> Written instruction:
Give the listing below again in full, exactly as written.

#### Task material

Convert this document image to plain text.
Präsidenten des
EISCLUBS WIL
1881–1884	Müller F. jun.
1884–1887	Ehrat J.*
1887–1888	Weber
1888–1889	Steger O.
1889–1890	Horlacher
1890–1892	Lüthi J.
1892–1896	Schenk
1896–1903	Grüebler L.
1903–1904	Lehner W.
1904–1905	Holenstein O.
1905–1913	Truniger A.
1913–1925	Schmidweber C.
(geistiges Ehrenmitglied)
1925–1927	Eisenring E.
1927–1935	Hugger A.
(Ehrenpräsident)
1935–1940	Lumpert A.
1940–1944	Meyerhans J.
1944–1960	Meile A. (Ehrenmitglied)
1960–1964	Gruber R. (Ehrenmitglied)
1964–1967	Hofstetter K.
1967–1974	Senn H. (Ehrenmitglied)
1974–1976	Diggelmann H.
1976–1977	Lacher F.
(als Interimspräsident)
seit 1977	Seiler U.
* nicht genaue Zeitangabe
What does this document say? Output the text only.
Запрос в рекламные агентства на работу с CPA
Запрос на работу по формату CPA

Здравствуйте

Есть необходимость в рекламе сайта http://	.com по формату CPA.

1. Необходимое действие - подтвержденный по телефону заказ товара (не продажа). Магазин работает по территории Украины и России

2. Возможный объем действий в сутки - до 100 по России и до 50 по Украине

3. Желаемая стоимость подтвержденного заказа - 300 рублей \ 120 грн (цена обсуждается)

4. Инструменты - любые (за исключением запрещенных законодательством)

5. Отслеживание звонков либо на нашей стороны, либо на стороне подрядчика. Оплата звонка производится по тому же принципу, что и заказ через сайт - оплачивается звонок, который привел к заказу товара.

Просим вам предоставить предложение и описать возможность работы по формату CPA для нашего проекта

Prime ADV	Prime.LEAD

########

> Written answer:
Convert this document image to plain text.
Präsidenten des
EISCLUBS WIL
1881–1884	Müller F. jun.
1884–1887	Ehrat J.*
1887–1888	Weber
1888–1889	Steger O.
1889–1890	Horlacher
1890–1892	Lüthi J.
1892–1896	Schenk
1896–1903	Grüebler L.
1903–1904	Lehner W.
1904–1905	Holenstein O.
1905–1913	Truniger A.
1913–1925	Schmidweber C.
(geistiges Ehrenmitglied)
1925–1927	Eisenring E.
1927–1935	Hugger A.
(Ehrenpräsident)
1935–1940	Lumpert A.
1940–1944	Meyerhans J.
1944–1960	Meile A. (Ehrenmitglied)
1960–1964	Gruber R. (Ehrenmitglied)
1964–1967	Hofstetter K.
1967–1974	Senn H. (Ehrenmitglied)
1974–1976	Diggelmann H.
1976–1977	Lacher F.
(als Interimspräsident)
seit 1977	Seiler U.
* nicht genaue Zeitangabe
What does this document say? Output the text only.
Запрос в рекламные агентства на работу с CPA
Запрос на работу по формату CPA

Здравствуйте

Есть необходимость в рекламе сайта http://	.com по формату CPA.

1. Необходимое действие - подтвержденный по телефону заказ товара (не продажа). Магазин работает по территории Украины и России

2. Возможный объем действий в сутки - до 100 по России и до 50 по Украине

3. Желаемая стоимость подтвержденного заказа - 300 рублей \ 120 грн (цена обсуждается)

4. Инструменты - любые (за исключением запрещенных законодательством)

5. Отслеживание звонков либо на нашей стороны, либо на стороне подрядчика. Оплата звонка производится по тому же принципу, что и заказ через сайт - оплачивается звонок, который привел к заказу товара.

Просим вам предоставить предложение и описать возможность работы по формату CPA для нашего проекта

Prime ADV	Prime.LEAD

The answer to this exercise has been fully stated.